_EXERCISE AIM:_
Write down each entry again, exactly as it reads.

• • •

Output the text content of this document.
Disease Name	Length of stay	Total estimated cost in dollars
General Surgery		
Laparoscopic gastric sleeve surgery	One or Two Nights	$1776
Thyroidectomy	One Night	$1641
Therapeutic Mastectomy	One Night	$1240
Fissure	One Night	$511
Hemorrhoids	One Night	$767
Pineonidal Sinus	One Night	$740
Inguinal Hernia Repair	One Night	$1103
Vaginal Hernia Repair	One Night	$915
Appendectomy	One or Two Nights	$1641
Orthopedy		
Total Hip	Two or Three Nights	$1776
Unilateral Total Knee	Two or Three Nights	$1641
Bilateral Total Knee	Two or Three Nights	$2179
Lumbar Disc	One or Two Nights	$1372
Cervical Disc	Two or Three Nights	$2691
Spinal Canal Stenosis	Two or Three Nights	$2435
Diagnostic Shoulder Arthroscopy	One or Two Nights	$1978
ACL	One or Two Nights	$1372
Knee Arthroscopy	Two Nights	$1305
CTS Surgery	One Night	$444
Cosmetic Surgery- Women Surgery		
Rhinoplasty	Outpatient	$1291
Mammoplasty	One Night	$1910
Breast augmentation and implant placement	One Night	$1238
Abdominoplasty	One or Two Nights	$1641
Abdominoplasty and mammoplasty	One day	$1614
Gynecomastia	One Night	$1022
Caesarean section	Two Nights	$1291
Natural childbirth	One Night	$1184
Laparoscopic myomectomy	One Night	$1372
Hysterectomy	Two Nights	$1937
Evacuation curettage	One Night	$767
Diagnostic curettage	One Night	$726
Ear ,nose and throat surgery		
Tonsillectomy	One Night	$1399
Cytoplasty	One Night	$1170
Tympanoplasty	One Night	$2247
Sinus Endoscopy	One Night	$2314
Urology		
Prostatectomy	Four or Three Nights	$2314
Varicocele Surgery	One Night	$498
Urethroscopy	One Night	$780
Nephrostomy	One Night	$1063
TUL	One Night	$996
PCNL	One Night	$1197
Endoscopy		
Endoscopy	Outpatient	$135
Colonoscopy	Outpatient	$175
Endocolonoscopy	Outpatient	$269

• • •

_RESPONSE TO THIS TASK:_
Output the text content of this document.
Disease Name	Length of stay	Total estimated cost in dollars
General Surgery		
Laparoscopic gastric sleeve surgery	One or Two Nights	$1776
Thyroidectomy	One Night	$1641
Therapeutic Mastectomy	One Night	$1240
Fissure	One Night	$511
Hemorrhoids	One Night	$767
Pineonidal Sinus	One Night	$740
Inguinal Hernia Repair	One Night	$1103
Vaginal Hernia Repair	One Night	$915
Appendectomy	One or Two Nights	$1641
Orthopedy		
Total Hip	Two or Three Nights	$1776
Unilateral Total Knee	Two or Three Nights	$1641
Bilateral Total Knee	Two or Three Nights	$2179
Lumbar Disc	One or Two Nights	$1372
Cervical Disc	Two or Three Nights	$2691
Spinal Canal Stenosis	Two or Three Nights	$2435
Diagnostic Shoulder Arthroscopy	One or Two Nights	$1978
ACL	One or Two Nights	$1372
Knee Arthroscopy	Two Nights	$1305
CTS Surgery	One Night	$444
Cosmetic Surgery- Women Surgery		
Rhinoplasty	Outpatient	$1291
Mammoplasty	One Night	$1910
Breast augmentation and implant placement	One Night	$1238
Abdominoplasty	One or Two Nights	$1641
Abdominoplasty and mammoplasty	One day	$1614
Gynecomastia	One Night	$1022
Caesarean section	Two Nights	$1291
Natural childbirth	One Night	$1184
Laparoscopic myomectomy	One Night	$1372
Hysterectomy	Two Nights	$1937
Evacuation curettage	One Night	$767
Diagnostic curettage	One Night	$726
Ear ,nose and throat surgery		
Tonsillectomy	One Night	$1399
Cytoplasty	One Night	$1170
Tympanoplasty	One Night	$2247
Sinus Endoscopy	One Night	$2314
Urology		
Prostatectomy	Four or Three Nights	$2314
Varicocele Surgery	One Night	$498
Urethroscopy	One Night	$780
Nephrostomy	One Night	$1063
TUL	One Night	$996
PCNL	One Night	$1197
Endoscopy		
Endoscopy	Outpatient	$135
Colonoscopy	Outpatient	$175
Endocolonoscopy	Outpatient	$269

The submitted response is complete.